_ATIVIDADE_.
Com base na notícia sobre a CPI do Paletó, responda:
1. Em qual Câmara Municipal a CPI foi instaurada?
2. Qual vereador preside a CPI, e de qual partido ele é?
3. Segundo o ex-governador, qual era o valor total do "acordo" e como ele seria pago?
### TEXTO FORNECIDO
POLÍTICA ▸ CPI DO PALETÓ

Riva e irmão de prefeito devem ser os próximos convocados na CPI

O ex-deputado estadual José Riva (sem partido) deve ser um dos próximos nomes convocados para prestar depoimento na Comissão Parlamentar de Inquérito batizada de CPI do Paletó, instaurada na Câmara Municipal de Cuiabá para apurar uma quebra de decoro do prefeito Emanuel Pinheiro (MDB) pelo vídeo em que ele aparece recebendo dinheiro de suposta propina do ex-chefe de gabinete do governador Silval Barbosa.

O pedido para uma convocação do ex-deputado partiu do presidente da CPI, vereador Marcelo Bussiki (PSB), após o ex-governador dizer durante a oitiva desta sexta-feira (23) que Riva foi um dos deputados da legislatura passada que negociou com Barbosa o pagamento do ‘acordo’ de passar R$ 600 mil em doze parcelas de R$ 50 mil para deputados em troca de apoio.
######
### DADOS FORNECIDOS
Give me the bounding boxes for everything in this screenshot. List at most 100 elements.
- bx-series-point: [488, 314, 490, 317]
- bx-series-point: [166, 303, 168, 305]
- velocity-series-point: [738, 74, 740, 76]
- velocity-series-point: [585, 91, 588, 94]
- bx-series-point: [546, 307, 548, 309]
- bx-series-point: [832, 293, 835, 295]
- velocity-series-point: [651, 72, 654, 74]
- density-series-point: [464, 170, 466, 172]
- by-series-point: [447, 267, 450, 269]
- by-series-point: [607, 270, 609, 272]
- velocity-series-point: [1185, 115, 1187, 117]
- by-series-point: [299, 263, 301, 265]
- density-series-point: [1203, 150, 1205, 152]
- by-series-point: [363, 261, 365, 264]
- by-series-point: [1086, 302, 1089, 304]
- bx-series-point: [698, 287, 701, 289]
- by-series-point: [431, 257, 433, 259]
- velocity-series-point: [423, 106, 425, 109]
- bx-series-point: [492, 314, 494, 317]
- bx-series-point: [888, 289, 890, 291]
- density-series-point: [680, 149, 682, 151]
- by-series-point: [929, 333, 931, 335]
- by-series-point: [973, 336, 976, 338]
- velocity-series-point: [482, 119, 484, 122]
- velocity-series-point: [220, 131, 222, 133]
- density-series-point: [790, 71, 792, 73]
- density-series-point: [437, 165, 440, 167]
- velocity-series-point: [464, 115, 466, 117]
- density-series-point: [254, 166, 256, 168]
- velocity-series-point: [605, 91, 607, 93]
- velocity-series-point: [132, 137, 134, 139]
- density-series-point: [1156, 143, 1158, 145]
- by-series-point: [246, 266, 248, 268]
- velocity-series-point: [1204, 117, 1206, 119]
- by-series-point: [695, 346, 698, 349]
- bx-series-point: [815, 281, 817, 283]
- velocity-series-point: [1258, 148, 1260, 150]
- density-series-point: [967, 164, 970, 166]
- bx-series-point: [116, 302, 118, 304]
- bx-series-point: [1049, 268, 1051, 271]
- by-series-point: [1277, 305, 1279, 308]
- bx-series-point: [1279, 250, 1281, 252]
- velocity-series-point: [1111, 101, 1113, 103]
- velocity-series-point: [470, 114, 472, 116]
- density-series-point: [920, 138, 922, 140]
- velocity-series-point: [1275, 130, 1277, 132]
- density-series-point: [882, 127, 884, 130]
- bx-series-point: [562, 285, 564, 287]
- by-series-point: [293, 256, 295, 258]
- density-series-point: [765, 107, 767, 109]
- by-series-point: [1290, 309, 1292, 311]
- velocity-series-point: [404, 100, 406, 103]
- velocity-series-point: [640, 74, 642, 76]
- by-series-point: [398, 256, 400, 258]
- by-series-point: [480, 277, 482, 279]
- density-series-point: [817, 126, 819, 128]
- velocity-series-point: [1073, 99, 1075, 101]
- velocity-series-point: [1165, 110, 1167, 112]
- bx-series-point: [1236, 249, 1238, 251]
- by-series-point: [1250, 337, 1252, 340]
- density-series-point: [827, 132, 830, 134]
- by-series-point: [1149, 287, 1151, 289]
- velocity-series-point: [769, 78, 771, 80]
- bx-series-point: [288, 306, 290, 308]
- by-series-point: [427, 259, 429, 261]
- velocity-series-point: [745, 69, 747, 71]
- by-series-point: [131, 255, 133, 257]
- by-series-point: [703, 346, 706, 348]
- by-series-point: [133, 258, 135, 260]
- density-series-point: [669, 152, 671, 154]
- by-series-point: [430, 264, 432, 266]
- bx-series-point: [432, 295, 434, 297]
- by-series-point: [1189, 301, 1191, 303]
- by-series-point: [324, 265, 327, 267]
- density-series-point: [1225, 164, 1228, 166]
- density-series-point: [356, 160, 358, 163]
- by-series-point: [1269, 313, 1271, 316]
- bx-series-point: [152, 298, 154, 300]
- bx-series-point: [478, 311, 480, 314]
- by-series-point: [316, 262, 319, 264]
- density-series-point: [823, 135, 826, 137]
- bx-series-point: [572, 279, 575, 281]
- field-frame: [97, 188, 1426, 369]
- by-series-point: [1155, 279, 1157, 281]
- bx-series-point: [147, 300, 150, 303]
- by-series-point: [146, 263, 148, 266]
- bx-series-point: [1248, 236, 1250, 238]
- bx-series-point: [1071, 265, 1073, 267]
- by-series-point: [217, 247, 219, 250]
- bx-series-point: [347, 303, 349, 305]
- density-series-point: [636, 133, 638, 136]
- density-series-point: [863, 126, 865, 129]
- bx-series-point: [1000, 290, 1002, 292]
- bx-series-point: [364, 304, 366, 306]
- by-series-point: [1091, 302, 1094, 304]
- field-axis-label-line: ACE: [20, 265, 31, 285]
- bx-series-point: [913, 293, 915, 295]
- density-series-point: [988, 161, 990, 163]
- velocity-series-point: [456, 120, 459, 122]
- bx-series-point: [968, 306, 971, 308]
######
_RESPOSTA_.
1. Na Câmara Municipal de Cuiabá.
2. Marcelo Bussiki, do PSB.
3. R$ 600 mil, pagos em doze parcelas de R$ 50 mil.